> Aim:
Render every entry exactly as it appears.

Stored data
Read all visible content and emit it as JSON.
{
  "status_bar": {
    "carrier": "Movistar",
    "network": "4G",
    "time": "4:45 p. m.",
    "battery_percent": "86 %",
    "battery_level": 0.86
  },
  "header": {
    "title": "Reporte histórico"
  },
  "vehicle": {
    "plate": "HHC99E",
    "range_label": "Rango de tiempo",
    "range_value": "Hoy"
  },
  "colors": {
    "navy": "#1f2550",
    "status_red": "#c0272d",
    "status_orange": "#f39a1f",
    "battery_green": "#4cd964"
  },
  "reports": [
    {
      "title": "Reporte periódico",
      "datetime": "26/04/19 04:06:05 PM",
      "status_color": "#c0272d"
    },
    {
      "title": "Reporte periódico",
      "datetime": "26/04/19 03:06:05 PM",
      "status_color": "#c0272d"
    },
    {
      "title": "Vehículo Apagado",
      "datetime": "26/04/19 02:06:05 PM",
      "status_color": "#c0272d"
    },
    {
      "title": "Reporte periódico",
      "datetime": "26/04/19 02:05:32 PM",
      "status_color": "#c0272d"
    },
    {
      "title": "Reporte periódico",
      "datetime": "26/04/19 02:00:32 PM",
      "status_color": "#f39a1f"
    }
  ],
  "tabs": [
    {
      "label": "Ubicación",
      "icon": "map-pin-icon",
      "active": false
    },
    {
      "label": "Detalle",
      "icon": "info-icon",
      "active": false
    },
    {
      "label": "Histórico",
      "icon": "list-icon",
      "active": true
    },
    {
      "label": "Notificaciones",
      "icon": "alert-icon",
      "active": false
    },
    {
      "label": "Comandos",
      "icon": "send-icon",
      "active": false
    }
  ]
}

> Solution below:
Read all visible content and emit it as JSON.
{
  "status_bar": {
    "carrier": "Movistar",
    "network": "4G",
    "time": "4:45 p. m.",
    "battery_percent": "86 %",
    "battery_level": 0.86
  },
  "header": {
    "title": "Reporte histórico"
  },
  "vehicle": {
    "plate": "HHC99E",
    "range_label": "Rango de tiempo",
    "range_value": "Hoy"
  },
  "colors": {
    "navy": "#1f2550",
    "status_red": "#c0272d",
    "status_orange": "#f39a1f",
    "battery_green": "#4cd964"
  },
  "reports": [
    {
      "title": "Reporte periódico",
      "datetime": "26/04/19 04:06:05 PM",
      "status_color": "#c0272d"
    },
    {
      "title": "Reporte periódico",
      "datetime": "26/04/19 03:06:05 PM",
      "status_color": "#c0272d"
    },
    {
      "title": "Vehículo Apagado",
      "datetime": "26/04/19 02:06:05 PM",
      "status_color": "#c0272d"
    },
    {
      "title": "Reporte periódico",
      "datetime": "26/04/19 02:05:32 PM",
      "status_color": "#c0272d"
    },
    {
      "title": "Reporte periódico",
      "datetime": "26/04/19 02:00:32 PM",
      "status_color": "#f39a1f"
    }
  ],
  "tabs": [
    {
      "label": "Ubicación",
      "icon": "map-pin-icon",
      "active": false
    },
    {
      "label": "Detalle",
      "icon": "info-icon",
      "active": false
    },
    {
      "label": "Histórico",
      "icon": "list-icon",
      "active": true
    },
    {
      "label": "Notificaciones",
      "icon": "alert-icon",
      "active": false
    },
    {
      "label": "Comandos",
      "icon": "send-icon",
      "active": false
    }
  ]
}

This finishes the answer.